>> begin Material for the task

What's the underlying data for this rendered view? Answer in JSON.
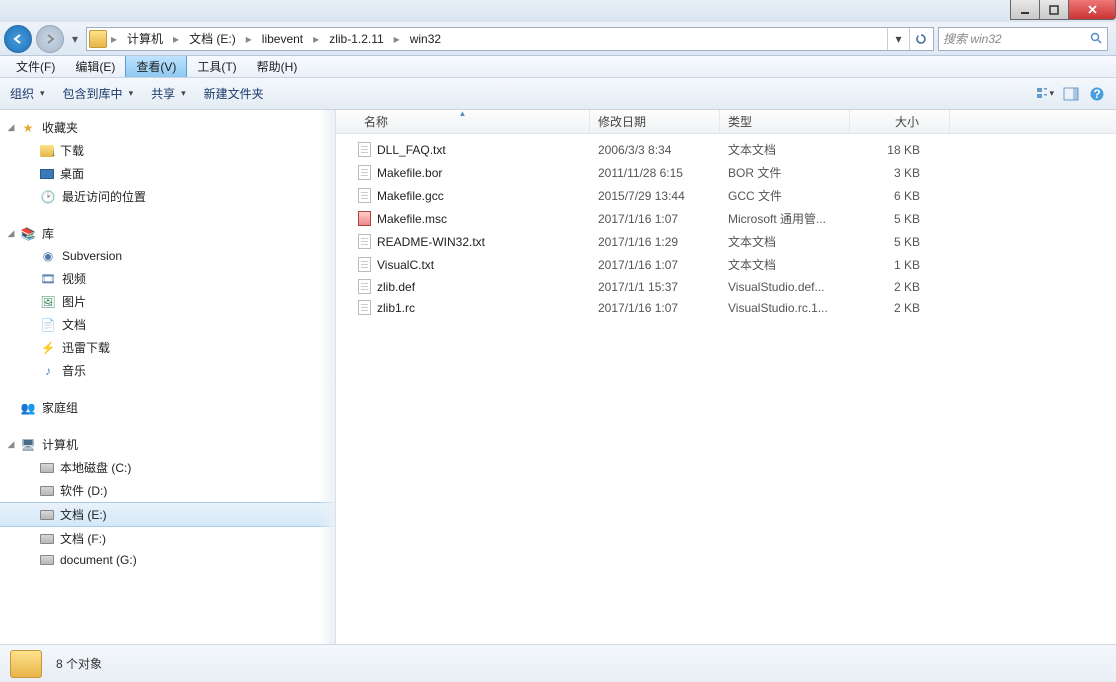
{
  "breadcrumbs": [
    "计算机",
    "文档 (E:)",
    "libevent",
    "zlib-1.2.11",
    "win32"
  ],
  "search": {
    "placeholder": "搜索 win32"
  },
  "menu": {
    "file": "文件(F)",
    "edit": "编辑(E)",
    "view": "查看(V)",
    "tools": "工具(T)",
    "help": "帮助(H)"
  },
  "toolbar": {
    "organize": "组织",
    "include": "包含到库中",
    "share": "共享",
    "newfolder": "新建文件夹"
  },
  "sidebar": {
    "favorites": {
      "label": "收藏夹",
      "items": [
        "下载",
        "桌面",
        "最近访问的位置"
      ]
    },
    "libraries": {
      "label": "库",
      "items": [
        "Subversion",
        "视频",
        "图片",
        "文档",
        "迅雷下载",
        "音乐"
      ]
    },
    "homegroup": {
      "label": "家庭组"
    },
    "computer": {
      "label": "计算机",
      "items": [
        "本地磁盘 (C:)",
        "软件 (D:)",
        "文档 (E:)",
        "文档 (F:)",
        "document (G:)"
      ]
    }
  },
  "columns": {
    "name": "名称",
    "date": "修改日期",
    "type": "类型",
    "size": "大小"
  },
  "files": [
    {
      "name": "DLL_FAQ.txt",
      "date": "2006/3/3 8:34",
      "type": "文本文档",
      "size": "18 KB",
      "icon": "txt"
    },
    {
      "name": "Makefile.bor",
      "date": "2011/11/28 6:15",
      "type": "BOR 文件",
      "size": "3 KB",
      "icon": "txt"
    },
    {
      "name": "Makefile.gcc",
      "date": "2015/7/29 13:44",
      "type": "GCC 文件",
      "size": "6 KB",
      "icon": "txt"
    },
    {
      "name": "Makefile.msc",
      "date": "2017/1/16 1:07",
      "type": "Microsoft 通用管...",
      "size": "5 KB",
      "icon": "msc"
    },
    {
      "name": "README-WIN32.txt",
      "date": "2017/1/16 1:29",
      "type": "文本文档",
      "size": "5 KB",
      "icon": "txt"
    },
    {
      "name": "VisualC.txt",
      "date": "2017/1/16 1:07",
      "type": "文本文档",
      "size": "1 KB",
      "icon": "txt"
    },
    {
      "name": "zlib.def",
      "date": "2017/1/1 15:37",
      "type": "VisualStudio.def...",
      "size": "2 KB",
      "icon": "txt"
    },
    {
      "name": "zlib1.rc",
      "date": "2017/1/16 1:07",
      "type": "VisualStudio.rc.1...",
      "size": "2 KB",
      "icon": "txt"
    }
  ],
  "status": {
    "text": "8 个对象"
  }
}
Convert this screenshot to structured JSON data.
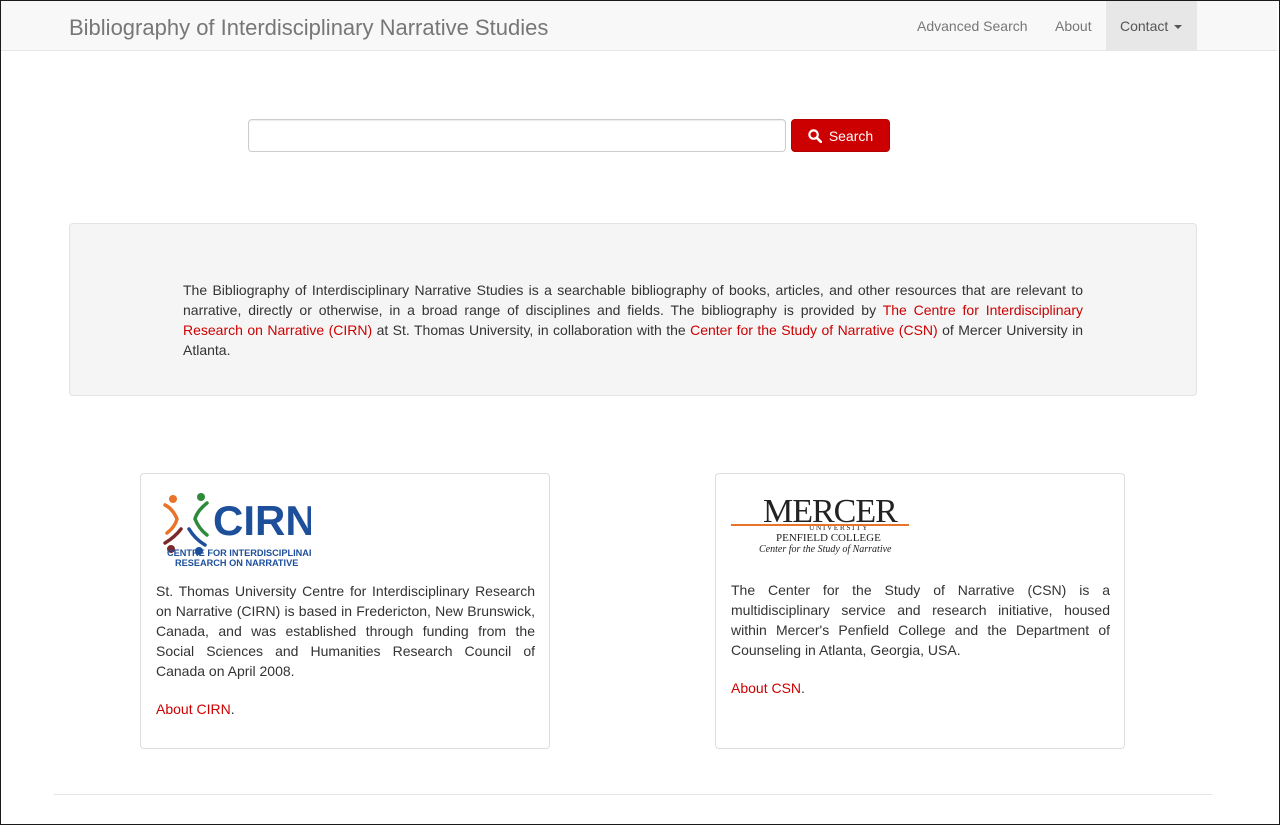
{
  "navbar": {
    "brand": "Bibliography of Interdisciplinary Narrative Studies",
    "items": [
      {
        "label": "Advanced Search"
      },
      {
        "label": "About"
      },
      {
        "label": "Contact"
      }
    ]
  },
  "search": {
    "value": "",
    "placeholder": "",
    "button_label": "Search",
    "button_icon": "search-icon",
    "button_color": "#cc0000"
  },
  "intro": {
    "text_1": "The Bibliography of Interdisciplinary Narrative Studies is a searchable bibliography of books, articles, and other resources that are relevant to narrative, directly or otherwise, in a broad range of disciplines and fields. The bibliography is provided by ",
    "link_1": "The Centre for Interdisciplinary Research on Narrative (CIRN)",
    "text_2": " at St. Thomas University, in collaboration with the ",
    "link_2": "Center for the Study of Narrative (CSN)",
    "text_3": " of Mercer University in Atlanta."
  },
  "cirn": {
    "logo": {
      "title": "CIRN",
      "line_1": "CENTRE FOR INTERDISCIPLINARY",
      "line_2": "RESEARCH ON NARRATIVE"
    },
    "description": "St. Thomas University Centre for Interdisciplinary Research on Narrative (CIRN) is based in Fredericton, New Brunswick, Canada, and was established through funding from the Social Sciences and Humanities Research Council of Canada on April 2008.",
    "link": "About CIRN",
    "link_suffix": "."
  },
  "csn": {
    "logo": {
      "title": "MERCER",
      "subtitle": "UNIVERSITY",
      "line_1": "PENFIELD COLLEGE",
      "line_2": "Center for the Study of Narrative"
    },
    "description": "The Center for the Study of Narrative (CSN) is a multidisciplinary service and research initiative, housed within Mercer's Penfield College and the Department of Counseling in Atlanta, Georgia, USA.",
    "link": "About CSN",
    "link_suffix": "."
  },
  "colors": {
    "accent": "#cc0000",
    "navbar_bg": "#f8f8f8",
    "well_bg": "#f5f5f5",
    "cirn_blue": "#1d4f9a",
    "mercer_orange": "#e8742a"
  }
}
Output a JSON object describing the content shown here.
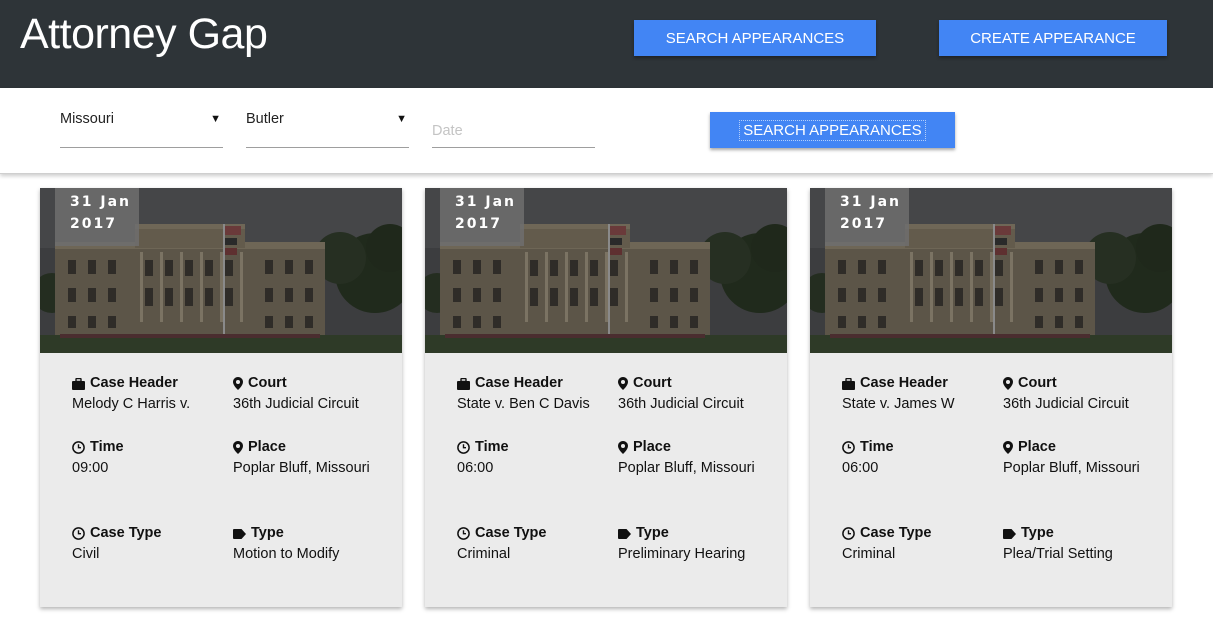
{
  "header": {
    "brand": "Attorney Gap",
    "search_button": "SEARCH APPEARANCES",
    "create_button": "CREATE APPEARANCE"
  },
  "filters": {
    "state": "Missouri",
    "county": "Butler",
    "date_placeholder": "Date",
    "search_button": "SEARCH APPEARANCES"
  },
  "labels": {
    "case_header": "Case Header",
    "court": "Court",
    "time": "Time",
    "place": "Place",
    "case_type": "Case Type",
    "type": "Type"
  },
  "cards": [
    {
      "day": "31 Jan",
      "year": "2017",
      "case_header": "Melody C Harris v.",
      "court": "36th Judicial Circuit",
      "time": "09:00",
      "place": "Poplar Bluff, Missouri",
      "case_type": "Civil",
      "type": "Motion to Modify"
    },
    {
      "day": "31 Jan",
      "year": "2017",
      "case_header": "State v. Ben C Davis",
      "court": "36th Judicial Circuit",
      "time": "06:00",
      "place": "Poplar Bluff, Missouri",
      "case_type": "Criminal",
      "type": "Preliminary Hearing"
    },
    {
      "day": "31 Jan",
      "year": "2017",
      "case_header": "State v. James W",
      "court": "36th Judicial Circuit",
      "time": "06:00",
      "place": "Poplar Bluff, Missouri",
      "case_type": "Criminal",
      "type": "Plea/Trial Setting"
    }
  ],
  "icons": {
    "case_header": "briefcase-icon",
    "court": "map-pin-icon",
    "time": "clock-icon",
    "place": "map-pin-icon",
    "case_type": "clock-icon",
    "type": "tag-icon"
  },
  "colors": {
    "header_bg": "#2e3438",
    "accent": "#4285f4",
    "card_bg": "#ebebeb"
  }
}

>> end Material for the task

#### Exercise instructions
In the records above, find each line that holds the word "Center"; copy all such lines.

#### Response to this exercise
    "link_2": "Center for the Study of Narrative (CSN)",
      "line_2": "Center for the Study of Narrative"
    "description": "The Center for the Study of Narrative (CSN) is a multidisciplinary service and research initiative, housed within Mercer's Penfield College and the Department of Counseling in Atlanta, Georgia, USA.",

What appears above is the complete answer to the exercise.